Written problem = Look through the data below. Show each line where the string "text" occurs.
== Material
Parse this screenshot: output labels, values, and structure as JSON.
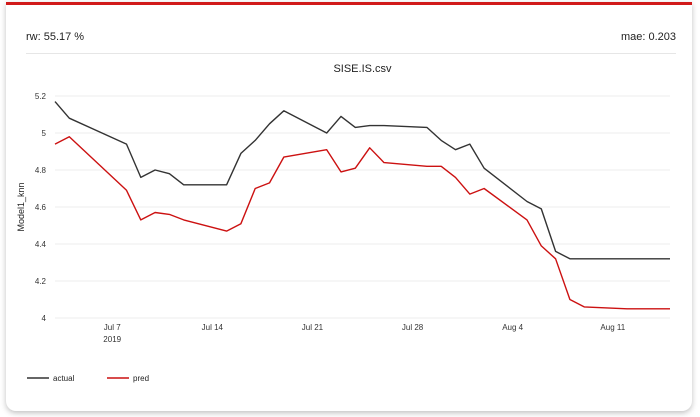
{
  "stats": {
    "rw": "rw: 55.17 %",
    "mae": "mae: 0.203"
  },
  "colors": {
    "accent": "#d11a1a",
    "actual": "#333333",
    "pred": "#cc1111"
  },
  "chart_data": {
    "type": "line",
    "title": "SISE.IS.csv",
    "xlabel": "",
    "ylabel": "Model1_knn",
    "xlim": [
      "2019-07-03",
      "2019-08-15"
    ],
    "ylim": [
      4,
      5.2
    ],
    "grid": true,
    "legend": "bottom-left",
    "yticks": [
      4,
      4.2,
      4.4,
      4.6,
      4.8,
      5,
      5.2
    ],
    "ytick_labels": [
      "4",
      "4.2",
      "4.4",
      "4.6",
      "4.8",
      "5",
      "5.2"
    ],
    "xticks": [
      "2019-07-07",
      "2019-07-14",
      "2019-07-21",
      "2019-07-28",
      "2019-08-04",
      "2019-08-11"
    ],
    "xtick_labels": [
      "Jul 7",
      "Jul 14",
      "Jul 21",
      "Jul 28",
      "Aug 4",
      "Aug 11"
    ],
    "xtick_sublabel": "2019",
    "x": [
      "2019-07-03",
      "2019-07-04",
      "2019-07-08",
      "2019-07-09",
      "2019-07-10",
      "2019-07-11",
      "2019-07-12",
      "2019-07-15",
      "2019-07-16",
      "2019-07-17",
      "2019-07-18",
      "2019-07-19",
      "2019-07-22",
      "2019-07-23",
      "2019-07-24",
      "2019-07-25",
      "2019-07-26",
      "2019-07-29",
      "2019-07-30",
      "2019-07-31",
      "2019-08-01",
      "2019-08-02",
      "2019-08-05",
      "2019-08-06",
      "2019-08-07",
      "2019-08-08",
      "2019-08-09",
      "2019-08-12",
      "2019-08-13",
      "2019-08-14",
      "2019-08-15"
    ],
    "series": [
      {
        "name": "actual",
        "color": "#333333",
        "values": [
          5.17,
          5.08,
          4.94,
          4.76,
          4.8,
          4.78,
          4.72,
          4.72,
          4.89,
          4.96,
          5.05,
          5.12,
          5.0,
          5.09,
          5.03,
          5.04,
          5.04,
          5.03,
          4.96,
          4.91,
          4.94,
          4.81,
          4.63,
          4.59,
          4.36,
          4.32,
          4.32,
          4.32,
          4.32,
          4.32,
          4.32
        ]
      },
      {
        "name": "pred",
        "color": "#cc1111",
        "values": [
          4.94,
          4.98,
          4.69,
          4.53,
          4.57,
          4.56,
          4.53,
          4.47,
          4.51,
          4.7,
          4.73,
          4.87,
          4.91,
          4.79,
          4.81,
          4.92,
          4.84,
          4.82,
          4.82,
          4.76,
          4.67,
          4.7,
          4.53,
          4.39,
          4.32,
          4.1,
          4.06,
          4.05,
          4.05,
          4.05,
          4.05
        ]
      }
    ]
  }
}
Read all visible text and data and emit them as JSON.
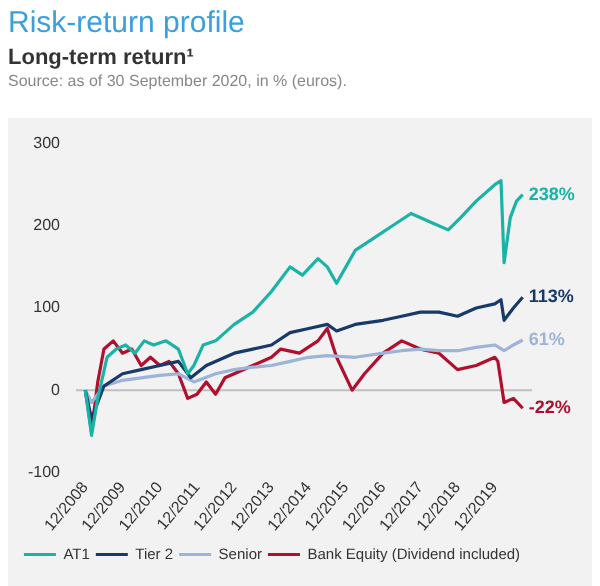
{
  "chart_data": {
    "type": "line",
    "title": "Risk-return profile",
    "subtitle": "Long-term return¹",
    "annotations": [
      "Source: as of 30 September 2020, in % (euros).",
      {
        "text": "238%",
        "x": "2020-09",
        "y": 238
      },
      {
        "text": "113%",
        "x": "2020-09",
        "y": 113
      },
      {
        "text": "61%",
        "x": "2020-09",
        "y": 61
      },
      {
        "text": "-22%",
        "x": "2020-09",
        "y": -22
      }
    ],
    "series": [
      {
        "name": "AT1",
        "color": "#1ab3a6",
        "x": [
          "2008-12",
          "2009-02",
          "2009-04",
          "2009-07",
          "2009-10",
          "2010-01",
          "2010-04",
          "2010-07",
          "2010-10",
          "2011-02",
          "2011-06",
          "2011-09",
          "2011-11",
          "2012-02",
          "2012-06",
          "2012-12",
          "2013-06",
          "2013-12",
          "2014-06",
          "2014-10",
          "2015-03",
          "2015-06",
          "2015-09",
          "2015-12",
          "2016-03",
          "2016-09",
          "2017-03",
          "2017-09",
          "2018-03",
          "2018-09",
          "2019-01",
          "2019-06",
          "2019-12",
          "2020-02",
          "2020-03",
          "2020-05",
          "2020-07",
          "2020-09"
        ],
        "values": [
          0,
          -55,
          -10,
          40,
          50,
          55,
          45,
          60,
          55,
          60,
          50,
          20,
          30,
          55,
          60,
          80,
          95,
          120,
          150,
          140,
          160,
          150,
          130,
          150,
          170,
          185,
          200,
          215,
          205,
          195,
          210,
          230,
          250,
          255,
          155,
          210,
          230,
          238
        ]
      },
      {
        "name": "Tier 2",
        "color": "#173a6a",
        "x": [
          "2008-12",
          "2009-02",
          "2009-06",
          "2009-12",
          "2010-06",
          "2010-12",
          "2011-06",
          "2011-10",
          "2012-03",
          "2012-12",
          "2013-06",
          "2013-12",
          "2014-06",
          "2014-12",
          "2015-06",
          "2015-09",
          "2016-03",
          "2016-12",
          "2017-06",
          "2017-12",
          "2018-06",
          "2018-12",
          "2019-06",
          "2019-12",
          "2020-02",
          "2020-03",
          "2020-06",
          "2020-09"
        ],
        "values": [
          0,
          -35,
          5,
          20,
          25,
          30,
          35,
          15,
          30,
          45,
          50,
          55,
          70,
          75,
          80,
          72,
          80,
          85,
          90,
          95,
          95,
          90,
          100,
          105,
          110,
          85,
          100,
          113
        ]
      },
      {
        "name": "Senior",
        "color": "#9db3d8",
        "x": [
          "2008-12",
          "2009-02",
          "2009-06",
          "2009-12",
          "2010-06",
          "2010-12",
          "2011-06",
          "2011-11",
          "2012-06",
          "2012-12",
          "2013-06",
          "2013-12",
          "2014-06",
          "2014-12",
          "2015-06",
          "2016-03",
          "2016-12",
          "2017-06",
          "2017-12",
          "2018-06",
          "2018-12",
          "2019-06",
          "2019-12",
          "2020-03",
          "2020-06",
          "2020-09"
        ],
        "values": [
          0,
          -15,
          5,
          12,
          15,
          18,
          20,
          10,
          20,
          25,
          28,
          30,
          35,
          40,
          42,
          40,
          45,
          48,
          50,
          48,
          48,
          52,
          55,
          48,
          55,
          61
        ]
      },
      {
        "name": "Bank Equity (Dividend included)",
        "color": "#b0102e",
        "x": [
          "2008-12",
          "2009-02",
          "2009-04",
          "2009-06",
          "2009-09",
          "2009-12",
          "2010-03",
          "2010-06",
          "2010-09",
          "2010-12",
          "2011-03",
          "2011-06",
          "2011-09",
          "2011-12",
          "2012-03",
          "2012-06",
          "2012-09",
          "2012-12",
          "2013-06",
          "2013-12",
          "2014-03",
          "2014-09",
          "2015-03",
          "2015-06",
          "2015-09",
          "2016-02",
          "2016-06",
          "2016-12",
          "2017-06",
          "2017-12",
          "2018-06",
          "2018-12",
          "2019-06",
          "2019-12",
          "2020-01",
          "2020-03",
          "2020-06",
          "2020-09"
        ],
        "values": [
          0,
          -50,
          10,
          50,
          60,
          45,
          50,
          30,
          40,
          30,
          35,
          20,
          -10,
          -5,
          10,
          -5,
          15,
          20,
          30,
          40,
          50,
          45,
          60,
          75,
          40,
          0,
          20,
          45,
          60,
          50,
          45,
          25,
          30,
          40,
          35,
          -15,
          -10,
          -22
        ]
      }
    ],
    "xlim": [
      "2008-09",
      "2020-12"
    ],
    "xticks": [
      {
        "value": "2008-12",
        "label": "12/2008"
      },
      {
        "value": "2009-12",
        "label": "12/2009"
      },
      {
        "value": "2010-12",
        "label": "12/2010"
      },
      {
        "value": "2011-12",
        "label": "12/2011"
      },
      {
        "value": "2012-12",
        "label": "12/2012"
      },
      {
        "value": "2013-12",
        "label": "12/2013"
      },
      {
        "value": "2014-12",
        "label": "12/2014"
      },
      {
        "value": "2015-12",
        "label": "12/2015"
      },
      {
        "value": "2016-12",
        "label": "12/2016"
      },
      {
        "value": "2017-12",
        "label": "12/2017"
      },
      {
        "value": "2018-12",
        "label": "12/2018"
      },
      {
        "value": "2019-12",
        "label": "12/2019"
      }
    ],
    "ylim": [
      -100,
      300
    ],
    "yticks": [
      -100,
      0,
      100,
      200,
      300
    ],
    "ref_lines": [
      {
        "axis": "y",
        "value": 0,
        "color": "#bfbfbf"
      }
    ],
    "grid": false,
    "legend": "bottom"
  }
}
====
Expected output =
Read all visible text and data and emit them as JSON.
        "text": "238%",
        "text": "113%",
        "text": "61%",
        "text": "-22%",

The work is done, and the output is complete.